| Supplied entries |
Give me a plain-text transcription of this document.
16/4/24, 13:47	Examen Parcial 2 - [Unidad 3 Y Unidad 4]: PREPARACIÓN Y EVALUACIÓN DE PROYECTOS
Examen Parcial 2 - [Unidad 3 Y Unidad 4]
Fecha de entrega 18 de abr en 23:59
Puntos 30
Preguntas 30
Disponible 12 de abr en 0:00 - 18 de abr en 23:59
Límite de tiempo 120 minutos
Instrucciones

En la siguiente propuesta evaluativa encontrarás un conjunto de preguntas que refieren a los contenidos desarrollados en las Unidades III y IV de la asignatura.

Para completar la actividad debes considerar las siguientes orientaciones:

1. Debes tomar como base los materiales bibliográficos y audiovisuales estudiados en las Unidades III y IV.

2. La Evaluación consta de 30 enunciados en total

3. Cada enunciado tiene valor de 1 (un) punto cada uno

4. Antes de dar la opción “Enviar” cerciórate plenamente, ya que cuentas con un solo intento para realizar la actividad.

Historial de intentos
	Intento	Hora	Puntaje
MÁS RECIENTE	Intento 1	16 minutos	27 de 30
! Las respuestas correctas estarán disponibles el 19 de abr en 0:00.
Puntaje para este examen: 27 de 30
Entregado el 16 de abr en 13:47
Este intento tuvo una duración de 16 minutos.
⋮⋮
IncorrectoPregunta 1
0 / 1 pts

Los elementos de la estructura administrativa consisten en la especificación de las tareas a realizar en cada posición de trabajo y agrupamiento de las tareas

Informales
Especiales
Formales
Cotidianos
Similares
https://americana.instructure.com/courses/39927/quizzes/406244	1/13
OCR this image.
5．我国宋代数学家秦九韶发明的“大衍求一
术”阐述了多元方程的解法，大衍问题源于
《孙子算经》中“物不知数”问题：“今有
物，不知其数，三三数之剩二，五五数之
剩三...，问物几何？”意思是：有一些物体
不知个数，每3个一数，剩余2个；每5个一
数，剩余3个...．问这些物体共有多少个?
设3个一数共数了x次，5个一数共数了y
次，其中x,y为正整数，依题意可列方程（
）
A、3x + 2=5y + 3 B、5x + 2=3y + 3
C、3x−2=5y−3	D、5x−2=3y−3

| Short task |
The records above should be returned exactly.

| Full output |
Give me a plain-text transcription of this document.
16/4/24, 13:47	Examen Parcial 2 - [Unidad 3 Y Unidad 4]: PREPARACIÓN Y EVALUACIÓN DE PROYECTOS
Examen Parcial 2 - [Unidad 3 Y Unidad 4]
Fecha de entrega 18 de abr en 23:59
Puntos 30
Preguntas 30
Disponible 12 de abr en 0:00 - 18 de abr en 23:59
Límite de tiempo 120 minutos
Instrucciones

En la siguiente propuesta evaluativa encontrarás un conjunto de preguntas que refieren a los contenidos desarrollados en las Unidades III y IV de la asignatura.

Para completar la actividad debes considerar las siguientes orientaciones:

1. Debes tomar como base los materiales bibliográficos y audiovisuales estudiados en las Unidades III y IV.

2. La Evaluación consta de 30 enunciados en total

3. Cada enunciado tiene valor de 1 (un) punto cada uno

4. Antes de dar la opción “Enviar” cerciórate plenamente, ya que cuentas con un solo intento para realizar la actividad.

Historial de intentos
	Intento	Hora	Puntaje
MÁS RECIENTE	Intento 1	16 minutos	27 de 30
! Las respuestas correctas estarán disponibles el 19 de abr en 0:00.
Puntaje para este examen: 27 de 30
Entregado el 16 de abr en 13:47
Este intento tuvo una duración de 16 minutos.
⋮⋮
IncorrectoPregunta 1
0 / 1 pts

Los elementos de la estructura administrativa consisten en la especificación de las tareas a realizar en cada posición de trabajo y agrupamiento de las tareas

Informales
Especiales
Formales
Cotidianos
Similares
https://americana.instructure.com/courses/39927/quizzes/406244	1/13
OCR this image.
5．我国宋代数学家秦九韶发明的“大衍求一
术”阐述了多元方程的解法，大衍问题源于
《孙子算经》中“物不知数”问题：“今有
物，不知其数，三三数之剩二，五五数之
剩三...，问物几何？”意思是：有一些物体
不知个数，每3个一数，剩余2个；每5个一
数，剩余3个...．问这些物体共有多少个?
设3个一数共数了x次，5个一数共数了y
次，其中x,y为正整数，依题意可列方程（
）
A、3x + 2=5y + 3 B、5x + 2=3y + 3
C、3x−2=5y−3	D、5x−2=3y−3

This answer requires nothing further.